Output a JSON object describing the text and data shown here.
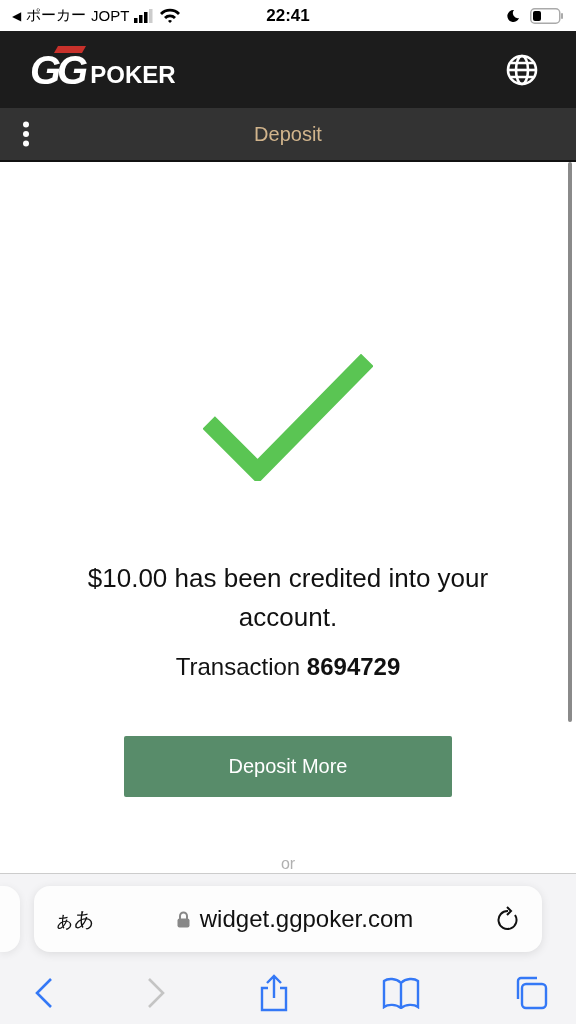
{
  "status_bar": {
    "back_glyph": "◀",
    "back_app": "ポーカー",
    "carrier": "JOPT",
    "time": "22:41"
  },
  "header": {
    "logo_gg": "GG",
    "logo_word": "POKER"
  },
  "subheader": {
    "title": "Deposit"
  },
  "result": {
    "message": "$10.00 has been credited into your account.",
    "transaction": "Transaction **8694729**",
    "button": "Deposit More",
    "separator": "or"
  },
  "browser": {
    "text_size": "ぁあ",
    "url": "widget.ggpoker.com",
    "toolbar": [
      {
        "kind": "back",
        "disabled": false
      },
      {
        "kind": "forward",
        "disabled": true
      },
      {
        "kind": "share",
        "disabled": false
      },
      {
        "kind": "bookmarks",
        "disabled": false
      },
      {
        "kind": "tabs",
        "disabled": false
      }
    ]
  }
}
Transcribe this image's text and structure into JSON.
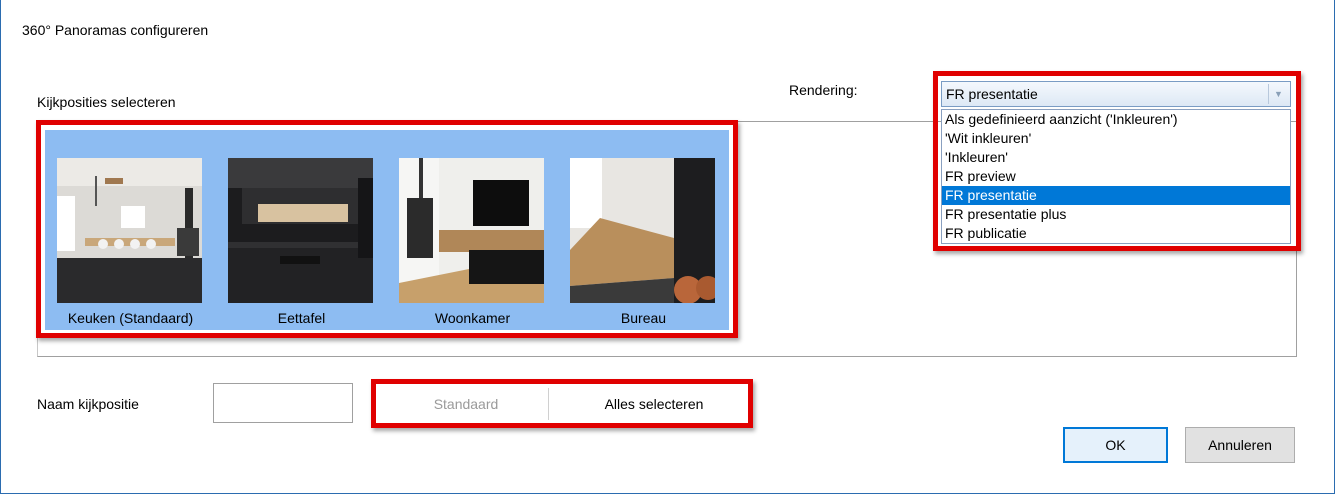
{
  "window": {
    "title": "360° Panoramas configureren"
  },
  "views": {
    "label": "Kijkposities selecteren",
    "items": [
      {
        "label": "Keuken (Standaard)"
      },
      {
        "label": "Eettafel"
      },
      {
        "label": "Woonkamer"
      },
      {
        "label": "Bureau"
      }
    ]
  },
  "rendering": {
    "label": "Rendering:",
    "selected": "FR presentatie",
    "options": [
      "Als gedefinieerd aanzicht ('Inkleuren')",
      "'Wit inkleuren'",
      "'Inkleuren'",
      "FR preview",
      "FR presentatie",
      "FR presentatie plus",
      "FR publicatie"
    ]
  },
  "name": {
    "label": "Naam kijkpositie",
    "value": ""
  },
  "buttons": {
    "standard": "Standaard",
    "select_all": "Alles selecteren",
    "ok": "OK",
    "cancel": "Annuleren"
  },
  "colors": {
    "highlight": "#e00000",
    "tile_selected": "#8dbcf2",
    "option_selected": "#0078d7"
  }
}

══════════

*EXERCISE REQUIREMENTS*.
Scan the listing above and identify each line holding the string "presentatie"; copy every such line.

*ANSWER IN FULL*.
    "selected": "FR presentatie",
      "FR presentatie",
      "FR presentatie plus",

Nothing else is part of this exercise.